WHAT YOU SHOULD DO:
Report all lines from the entries below in which "marine" appears.

WORKING DATA:
-------

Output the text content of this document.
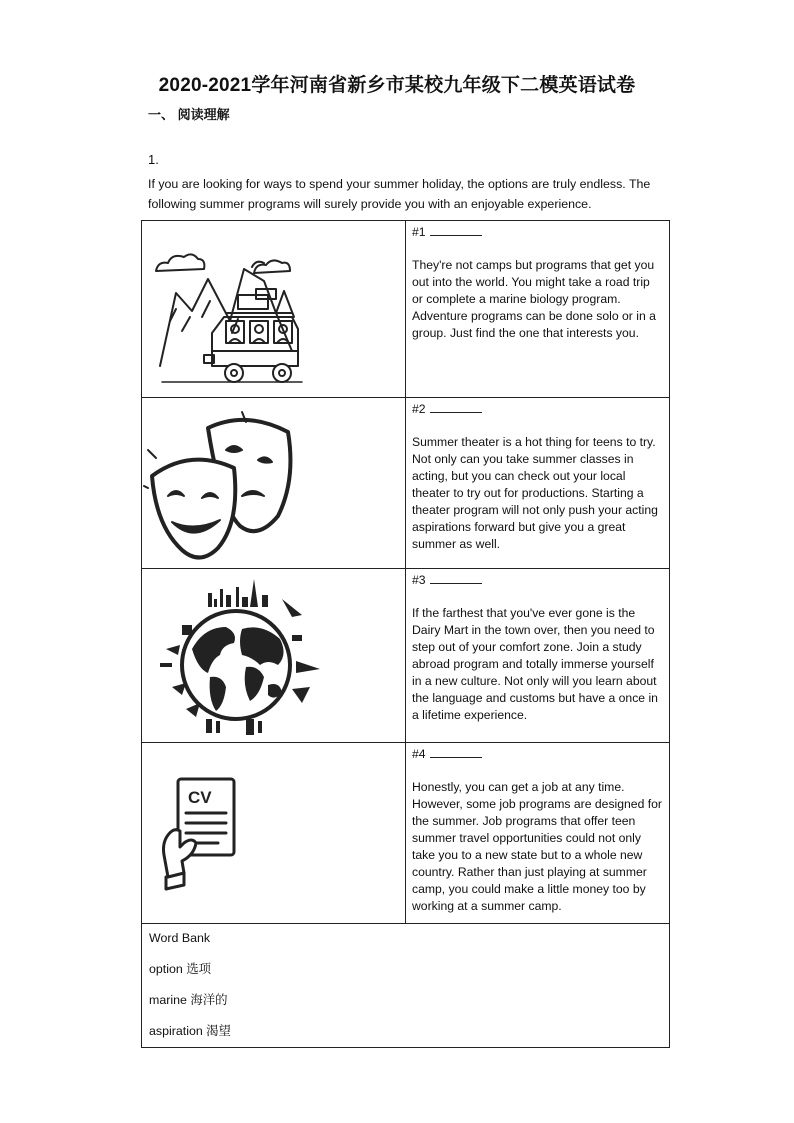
2020-2021学年河南省新乡市某校九年级下二模英语试卷
一、 阅读理解
1.
If you are looking for ways to spend your summer holiday, the options are truly endless. The following summer programs will surely provide you with an enjoyable experience.

#1
They're not camps but programs that get you out into the world. You might take a road trip or complete a marine biology program. Adventure programs can be done solo or in a group. Just find the one that interests you.

#2
Summer theater is a hot thing for teens to try. Not only can you take summer classes in acting, but you can check out your local theater to try out for productions. Starting a theater program will not only push your acting aspirations forward but give you a great summer as well.

#3
If the farthest that you've ever gone is the Dairy Mart in the town over, then you need to step out of your comfort zone. Join a study abroad program and totally immerse yourself in a new culture. Not only will you learn about the language and customs but have a once in a lifetime experience.

CV	#4
Honestly, you can get a job at any time. However, some job programs are designed for the summer. Job programs that offer teen summer travel opportunities could not only take you to a new state but to a whole new country. Rather than just playing at summer camp, you could make a little money too by working at a summer camp.

Word Bank
option 选项
marine 海洋的
aspiration 渴望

-------

TASK RESPONSE:
They're not camps but programs that get you out into the world. You might take a road trip or complete a marine biology program. Adventure programs can be done solo or in a group. Just find the one that interests you.
marine 海洋的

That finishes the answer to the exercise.